The request: All entries are to be quoted exactly; the images stay out of the copy.

____________

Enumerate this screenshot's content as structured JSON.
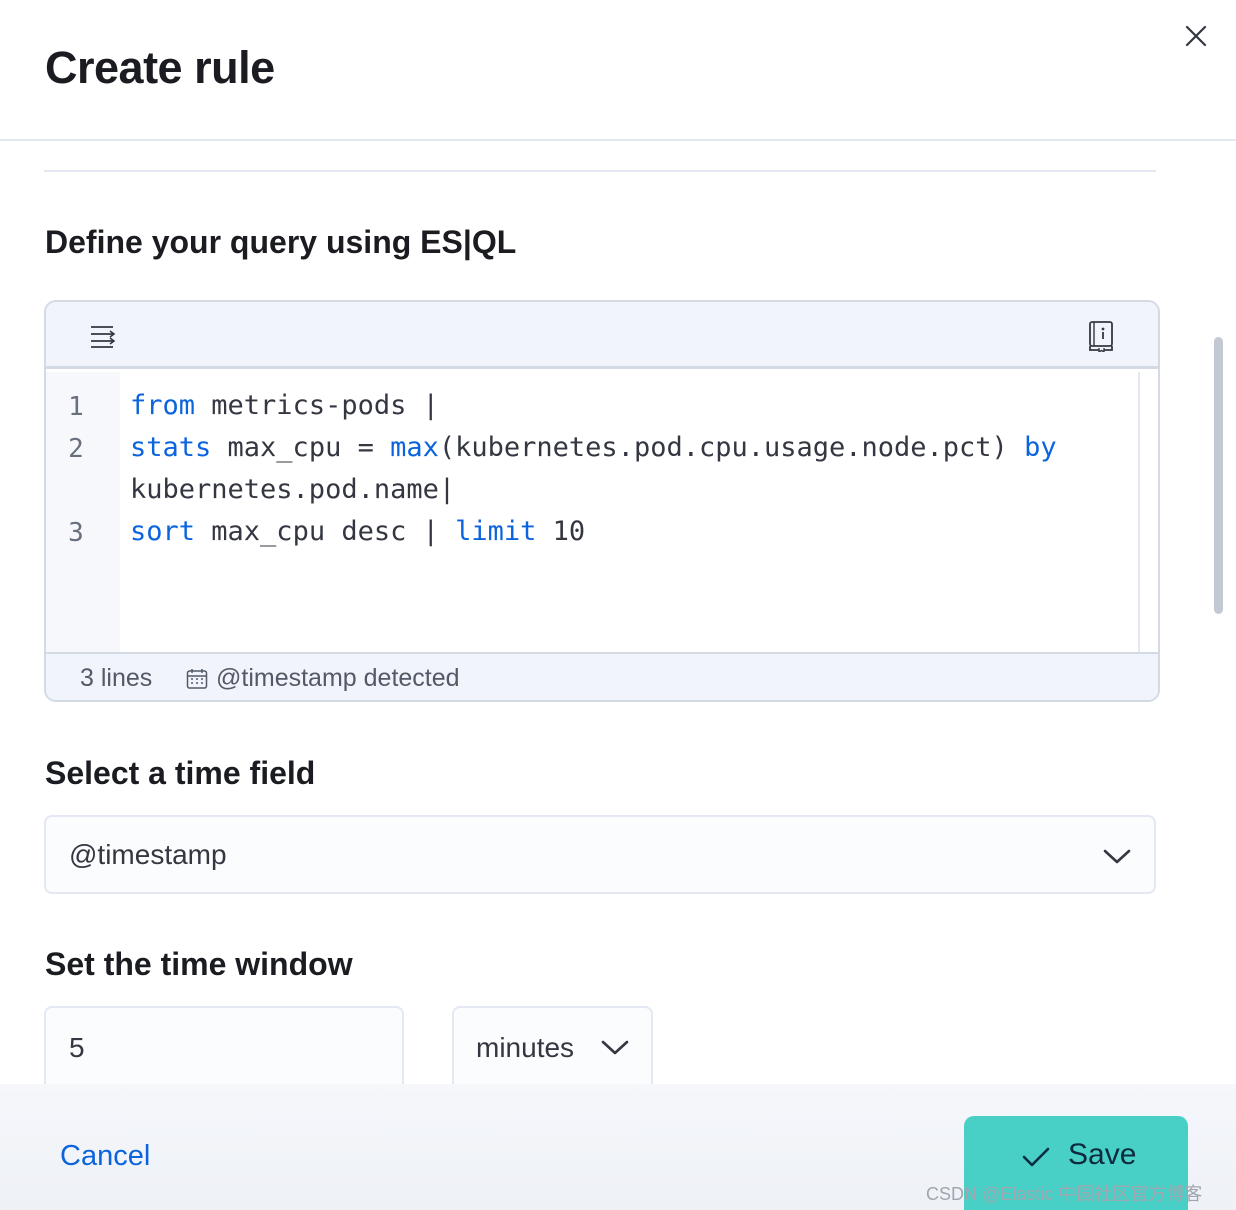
{
  "flyout": {
    "title": "Create rule",
    "close_icon": "close-icon"
  },
  "query_section": {
    "title": "Define your query using ES|QL"
  },
  "editor": {
    "toolbar_icons": [
      "format-lines-icon",
      "documentation-icon"
    ],
    "line_numbers": [
      "1",
      "2",
      "3"
    ],
    "lines": [
      {
        "number": "1",
        "tokens": [
          {
            "t": "from",
            "kw": true
          },
          {
            "t": " metrics-pods |",
            "kw": false
          }
        ]
      },
      {
        "number": "2",
        "tokens": [
          {
            "t": "stats",
            "kw": true
          },
          {
            "t": " max_cpu = ",
            "kw": false
          },
          {
            "t": "max",
            "kw": true
          },
          {
            "t": "(kubernetes.pod.cpu.usage.node.pct) ",
            "kw": false
          },
          {
            "t": "by",
            "kw": true
          }
        ]
      },
      {
        "number": "",
        "tokens": [
          {
            "t": "kubernetes.pod.name|",
            "kw": false
          }
        ]
      },
      {
        "number": "3",
        "tokens": [
          {
            "t": "sort",
            "kw": true
          },
          {
            "t": " max_cpu desc | ",
            "kw": false
          },
          {
            "t": "limit",
            "kw": true
          },
          {
            "t": " 10",
            "kw": false
          }
        ]
      }
    ],
    "footer": {
      "lines_count": "3 lines",
      "timestamp_status": "@timestamp detected"
    }
  },
  "time_field_section": {
    "title": "Select a time field",
    "selected": "@timestamp"
  },
  "time_window_section": {
    "title": "Set the time window",
    "value": "5",
    "unit": "minutes"
  },
  "actions": {
    "cancel_label": "Cancel",
    "save_label": "Save"
  },
  "watermark": "CSDN @Elastic 中国社区官方博客",
  "colors": {
    "accent_link": "#0b64dd",
    "save_button": "#48d0c6",
    "keyword": "#0b64dd"
  }
}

____________

Exercise solution:
Enumerate this screenshot's content as structured JSON.
{
  "flyout": {
    "title": "Create rule",
    "close_icon": "close-icon"
  },
  "query_section": {
    "title": "Define your query using ES|QL"
  },
  "editor": {
    "toolbar_icons": [
      "format-lines-icon",
      "documentation-icon"
    ],
    "line_numbers": [
      "1",
      "2",
      "3"
    ],
    "lines": [
      {
        "number": "1",
        "tokens": [
          {
            "t": "from",
            "kw": true
          },
          {
            "t": " metrics-pods |",
            "kw": false
          }
        ]
      },
      {
        "number": "2",
        "tokens": [
          {
            "t": "stats",
            "kw": true
          },
          {
            "t": " max_cpu = ",
            "kw": false
          },
          {
            "t": "max",
            "kw": true
          },
          {
            "t": "(kubernetes.pod.cpu.usage.node.pct) ",
            "kw": false
          },
          {
            "t": "by",
            "kw": true
          }
        ]
      },
      {
        "number": "",
        "tokens": [
          {
            "t": "kubernetes.pod.name|",
            "kw": false
          }
        ]
      },
      {
        "number": "3",
        "tokens": [
          {
            "t": "sort",
            "kw": true
          },
          {
            "t": " max_cpu desc | ",
            "kw": false
          },
          {
            "t": "limit",
            "kw": true
          },
          {
            "t": " 10",
            "kw": false
          }
        ]
      }
    ],
    "footer": {
      "lines_count": "3 lines",
      "timestamp_status": "@timestamp detected"
    }
  },
  "time_field_section": {
    "title": "Select a time field",
    "selected": "@timestamp"
  },
  "time_window_section": {
    "title": "Set the time window",
    "value": "5",
    "unit": "minutes"
  },
  "actions": {
    "cancel_label": "Cancel",
    "save_label": "Save"
  },
  "watermark": "CSDN @Elastic 中国社区官方博客",
  "colors": {
    "accent_link": "#0b64dd",
    "save_button": "#48d0c6",
    "keyword": "#0b64dd"
  }
}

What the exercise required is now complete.